THE REQUEST: Gather all lines in the data that hold the string "JSON".

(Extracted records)
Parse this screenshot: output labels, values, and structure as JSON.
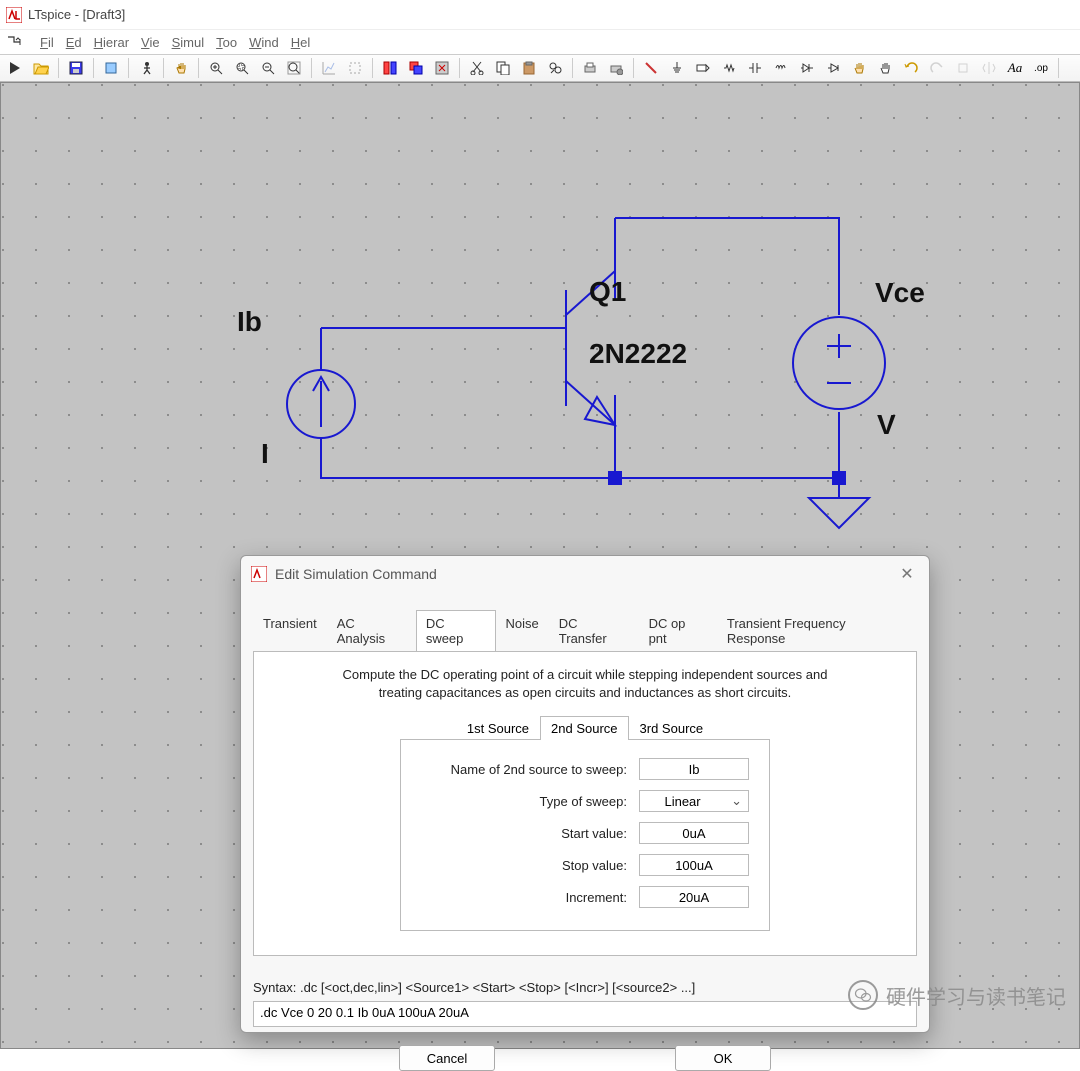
{
  "app": {
    "title": "LTspice - [Draft3]"
  },
  "menu": [
    "Fil",
    "Ed",
    "Hierar",
    "Vie",
    "Simul",
    "Too",
    "Wind",
    "Hel"
  ],
  "schematic": {
    "ib_label": "Ib",
    "i_label": "I",
    "q_label": "Q1",
    "q_value": "2N2222",
    "vce_label": "Vce",
    "v_label": "V"
  },
  "dialog": {
    "title": "Edit Simulation Command",
    "tabs": [
      "Transient",
      "AC Analysis",
      "DC sweep",
      "Noise",
      "DC Transfer",
      "DC op pnt",
      "Transient Frequency Response"
    ],
    "active_tab": "DC sweep",
    "description1": "Compute the DC operating point of a circuit while stepping independent sources and",
    "description2": "treating capacitances as open circuits and inductances as short circuits.",
    "src_tabs": [
      "1st Source",
      "2nd Source",
      "3rd Source"
    ],
    "active_src_tab": "2nd Source",
    "fields": {
      "name_label": "Name of 2nd source to sweep:",
      "name_value": "Ib",
      "type_label": "Type of sweep:",
      "type_value": "Linear",
      "start_label": "Start value:",
      "start_value": "0uA",
      "stop_label": "Stop value:",
      "stop_value": "100uA",
      "incr_label": "Increment:",
      "incr_value": "20uA"
    },
    "syntax_label": "Syntax:   .dc [<oct,dec,lin>] <Source1> <Start> <Stop> [<Incr>] [<source2> ...]",
    "command": ".dc Vce 0 20 0.1 Ib 0uA 100uA 20uA",
    "cancel": "Cancel",
    "ok": "OK"
  },
  "watermark": "硬件学习与读书笔记"
}
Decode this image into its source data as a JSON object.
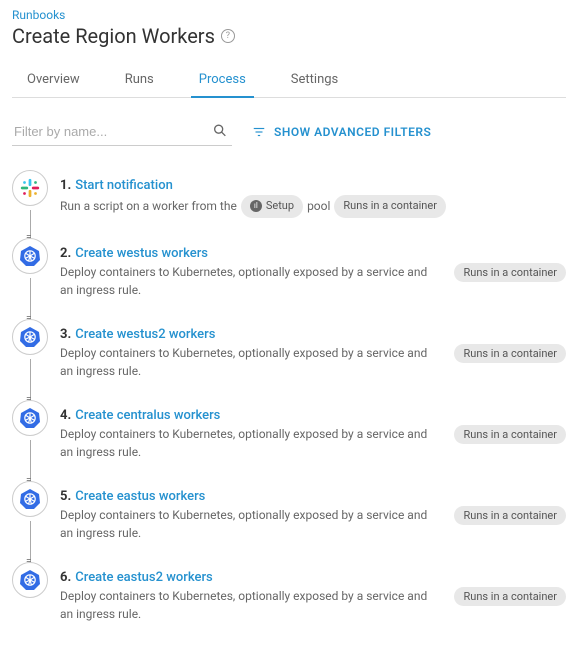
{
  "breadcrumb": "Runbooks",
  "title": "Create Region Workers",
  "tabs": [
    "Overview",
    "Runs",
    "Process",
    "Settings"
  ],
  "activeTabIndex": 2,
  "filter": {
    "placeholder": "Filter by name...",
    "value": ""
  },
  "advancedFiltersLabel": "SHOW ADVANCED FILTERS",
  "poolLabel": "pool",
  "runsInContainerLabel": "Runs in a container",
  "setupPoolLabel": "Setup",
  "steps": [
    {
      "num": "1.",
      "title": "Start notification",
      "desc_pre": "Run a script on a worker from the",
      "desc_post": "",
      "icon": "slack",
      "hasPool": true,
      "connector": ""
    },
    {
      "num": "2.",
      "title": "Create westus workers",
      "desc_pre": "Deploy containers to Kubernetes, optionally exposed by a service and an ingress rule.",
      "desc_post": "",
      "icon": "k8s",
      "hasPool": false,
      "connector": "="
    },
    {
      "num": "3.",
      "title": "Create westus2 workers",
      "desc_pre": "Deploy containers to Kubernetes, optionally exposed by a service and an ingress rule.",
      "desc_post": "",
      "icon": "k8s",
      "hasPool": false,
      "connector": "="
    },
    {
      "num": "4.",
      "title": "Create centralus workers",
      "desc_pre": "Deploy containers to Kubernetes, optionally exposed by a service and an ingress rule.",
      "desc_post": "",
      "icon": "k8s",
      "hasPool": false,
      "connector": "="
    },
    {
      "num": "5.",
      "title": "Create eastus workers",
      "desc_pre": "Deploy containers to Kubernetes, optionally exposed by a service and an ingress rule.",
      "desc_post": "",
      "icon": "k8s",
      "hasPool": false,
      "connector": "="
    },
    {
      "num": "6.",
      "title": "Create eastus2 workers",
      "desc_pre": "Deploy containers to Kubernetes, optionally exposed by a service and an ingress rule.",
      "desc_post": "",
      "icon": "k8s",
      "hasPool": false,
      "connector": "="
    }
  ]
}
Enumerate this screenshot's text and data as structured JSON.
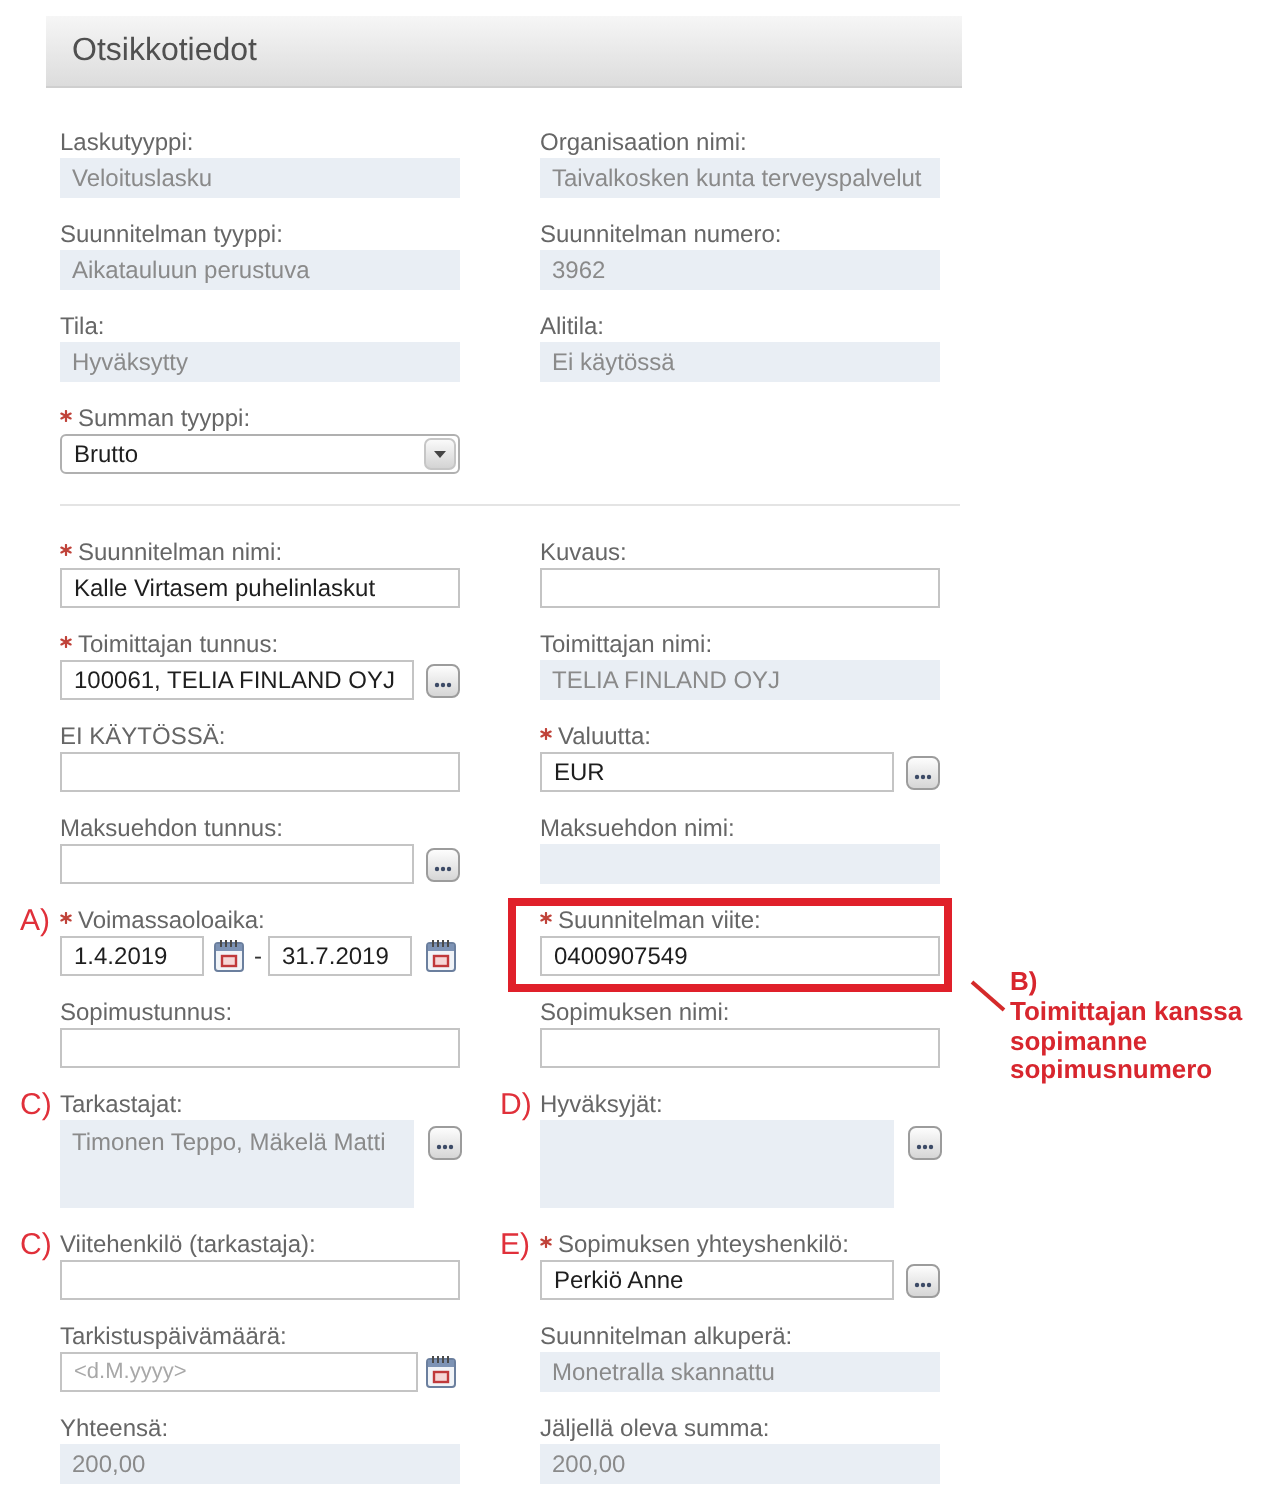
{
  "section": {
    "title": "Otsikkotiedot"
  },
  "groups": [
    {
      "rows": [
        {
          "left": {
            "kind": "readonly",
            "required": false,
            "label": "Laskutyyppi:",
            "value": "Veloituslasku"
          },
          "right": {
            "kind": "readonly",
            "required": false,
            "label": "Organisaation nimi:",
            "value": "Taivalkosken kunta terveyspalvelut"
          }
        },
        {
          "left": {
            "kind": "readonly",
            "required": false,
            "label": "Suunnitelman tyyppi:",
            "value": "Aikatauluun perustuva"
          },
          "right": {
            "kind": "readonly",
            "required": false,
            "label": "Suunnitelman numero:",
            "value": "3962"
          }
        },
        {
          "left": {
            "kind": "readonly",
            "required": false,
            "label": "Tila:",
            "value": "Hyväksytty"
          },
          "right": {
            "kind": "readonly",
            "required": false,
            "label": "Alitila:",
            "value": "Ei käytössä"
          }
        },
        {
          "left": {
            "kind": "select",
            "required": true,
            "label": "Summan tyyppi:",
            "value": "Brutto"
          }
        }
      ]
    },
    {
      "rows": [
        {
          "left": {
            "kind": "input",
            "required": true,
            "label": "Suunnitelman nimi:",
            "value": "Kalle Virtasem puhelinlaskut"
          },
          "right": {
            "kind": "input",
            "required": false,
            "label": "Kuvaus:"
          }
        },
        {
          "left": {
            "kind": "lookup",
            "required": true,
            "label": "Toimittajan tunnus:",
            "value": "100061, TELIA FINLAND OYJ"
          },
          "right": {
            "kind": "readonly",
            "required": false,
            "label": "Toimittajan nimi:",
            "value": "TELIA FINLAND OYJ"
          }
        },
        {
          "left": {
            "kind": "input",
            "required": false,
            "label": "EI KÄYTÖSSÄ:"
          },
          "right": {
            "kind": "lookup",
            "required": true,
            "label": "Valuutta:",
            "value": "EUR"
          }
        },
        {
          "left": {
            "kind": "lookup",
            "required": false,
            "label": "Maksuehdon tunnus:"
          },
          "right": {
            "kind": "readonly",
            "required": false,
            "label": "Maksuehdon nimi:"
          }
        },
        {
          "left": {
            "kind": "date_range",
            "required": true,
            "marker": "A)",
            "label": "Voimassaoloaika:",
            "from": "1.4.2019",
            "separator": "-",
            "to": "31.7.2019"
          },
          "right": {
            "kind": "input",
            "required": true,
            "highlighted": true,
            "label": "Suunnitelman viite:",
            "value": "0400907549",
            "note": {
              "marker": "B)",
              "text": "Toimittajan kanssa sopimanne sopimusnumero"
            }
          }
        },
        {
          "left": {
            "kind": "input",
            "required": false,
            "label": "Sopimustunnus:"
          },
          "right": {
            "kind": "input",
            "required": false,
            "label": "Sopimuksen nimi:"
          }
        },
        {
          "left": {
            "kind": "readonly_lookup",
            "required": false,
            "marker": "C)",
            "label": "Tarkastajat:",
            "value": "Timonen Teppo, Mäkelä Matti"
          },
          "right": {
            "kind": "readonly_lookup",
            "required": false,
            "marker": "D)",
            "label": "Hyväksyjät:"
          }
        },
        {
          "left": {
            "kind": "input",
            "required": false,
            "marker": "C)",
            "label": "Viitehenkilö (tarkastaja):"
          },
          "right": {
            "kind": "lookup",
            "required": true,
            "marker": "E)",
            "label": "Sopimuksen yhteyshenkilö:",
            "value": "Perkiö Anne"
          }
        },
        {
          "left": {
            "kind": "date",
            "required": false,
            "label": "Tarkistuspäivämäärä:",
            "placeholder": "<d.M.yyyy>"
          },
          "right": {
            "kind": "readonly",
            "required": false,
            "label": "Suunnitelman alkuperä:",
            "value": "Monetralla skannattu"
          }
        },
        {
          "left": {
            "kind": "readonly",
            "required": false,
            "label": "Yhteensä:",
            "value": "200,00"
          },
          "right": {
            "kind": "readonly",
            "required": false,
            "label": "Jäljellä oleva summa:",
            "value": "200,00"
          }
        }
      ]
    }
  ]
}
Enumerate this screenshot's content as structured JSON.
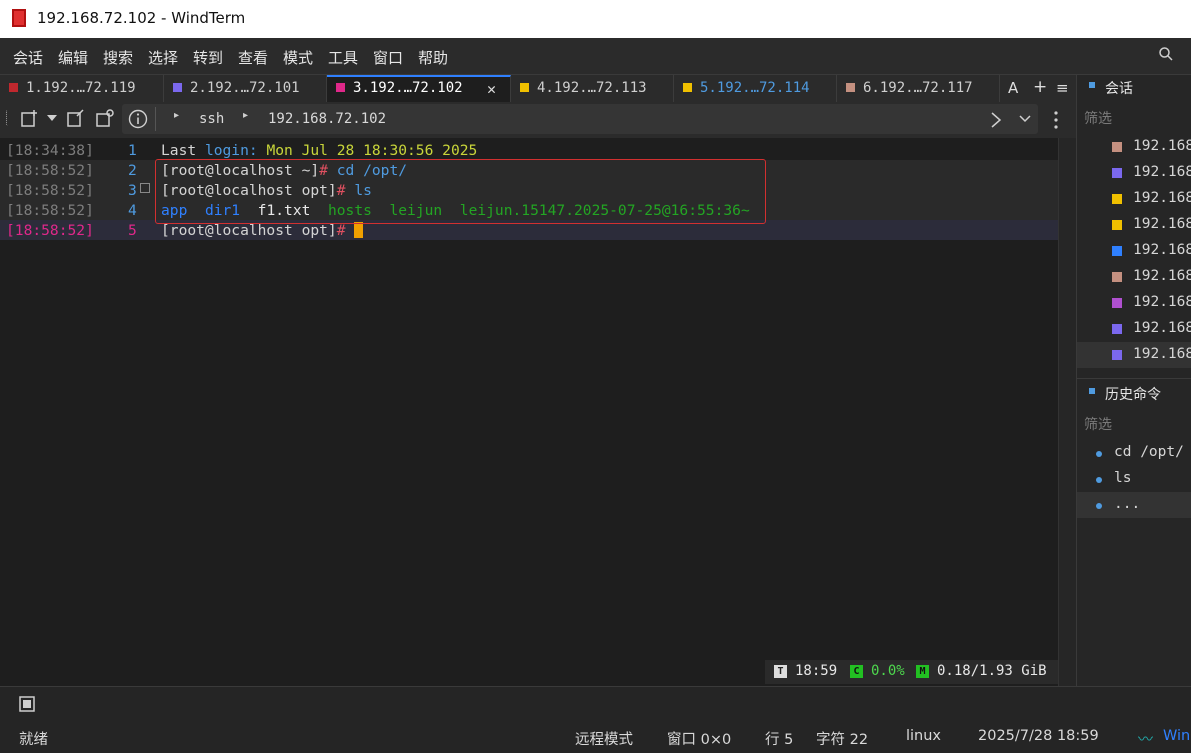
{
  "window": {
    "title": "192.168.72.102 - WindTerm"
  },
  "menu": [
    "会话",
    "编辑",
    "搜索",
    "选择",
    "转到",
    "查看",
    "模式",
    "工具",
    "窗口",
    "帮助"
  ],
  "tabs": [
    {
      "label": "1.192.…72.119",
      "color": "#c0282e"
    },
    {
      "label": "2.192.…72.101",
      "color": "#7b68ee"
    },
    {
      "label": "3.192.…72.102",
      "color": "#e0288a",
      "active": true
    },
    {
      "label": "4.192.…72.113",
      "color": "#f0c000"
    },
    {
      "label": "5.192.…72.114",
      "color": "#f0c000",
      "label_color": "#4f9be0"
    },
    {
      "label": "6.192.…72.117",
      "color": "#c49080"
    }
  ],
  "tabbar_extra": {
    "a": "A",
    "plus": "+",
    "menu": "≡",
    "close": "✕"
  },
  "address": {
    "proto": "ssh",
    "host": "192.168.72.102",
    "sep": "▸"
  },
  "terminal": {
    "rows": [
      {
        "ts": "[18:34:38]",
        "ln": "1"
      },
      {
        "ts": "[18:58:52]",
        "ln": "2"
      },
      {
        "ts": "[18:58:52]",
        "ln": "3"
      },
      {
        "ts": "[18:58:52]",
        "ln": "4"
      },
      {
        "ts": "[18:58:52]",
        "ln": "5"
      }
    ],
    "line1": {
      "a": "Last ",
      "b": "login:",
      "c": " Mon Jul 28 18:30:56 2025"
    },
    "prompt_home": "[root@localhost ~]",
    "prompt_opt": "[root@localhost opt]",
    "hash": "#",
    "cmd_cd": " cd /opt/",
    "cmd_ls": " ls",
    "ls_output": {
      "app": "app",
      "dir1": "dir1",
      "f1": "f1.txt",
      "hosts": "hosts",
      "leijun": "leijun",
      "leijun2": "leijun.15147.2025-07-25@16:55:36~"
    }
  },
  "status_overlay": {
    "time": "18:59",
    "cpu": "0.0%",
    "mem": "0.18/1.93 GiB",
    "t_badge": "T",
    "c_badge": "C",
    "m_badge": "M"
  },
  "sessions_panel": {
    "title": "会话",
    "filter": "筛选",
    "items": [
      {
        "label": "192.168",
        "color": "#c49080"
      },
      {
        "label": "192.168",
        "color": "#7b68ee"
      },
      {
        "label": "192.168",
        "color": "#f0c000"
      },
      {
        "label": "192.168",
        "color": "#f0c000"
      },
      {
        "label": "192.168",
        "color": "#2f80ff"
      },
      {
        "label": "192.168",
        "color": "#c49080"
      },
      {
        "label": "192.168",
        "color": "#b050d0"
      },
      {
        "label": "192.168",
        "color": "#7b68ee"
      },
      {
        "label": "192.168",
        "color": "#7b68ee"
      }
    ]
  },
  "history_panel": {
    "title": "历史命令",
    "filter": "筛选",
    "items": [
      "cd /opt/",
      "ls",
      "..."
    ]
  },
  "statusbar": {
    "ready": "就绪",
    "mode": "远程模式",
    "window": "窗口 0×0",
    "line": "行 5",
    "chars": "字符 22",
    "os": "linux",
    "datetime": "2025/7/28 18:59",
    "brand": "Win"
  }
}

ANSWER TO THIS PROBLEM:
Parse this screenshot: output labels, values, and structure as JSON.
Decode this image into its source data as a JSON object.
Enumerate this screenshot's text and data as structured JSON.
Enumerate this screenshot's content as structured JSON.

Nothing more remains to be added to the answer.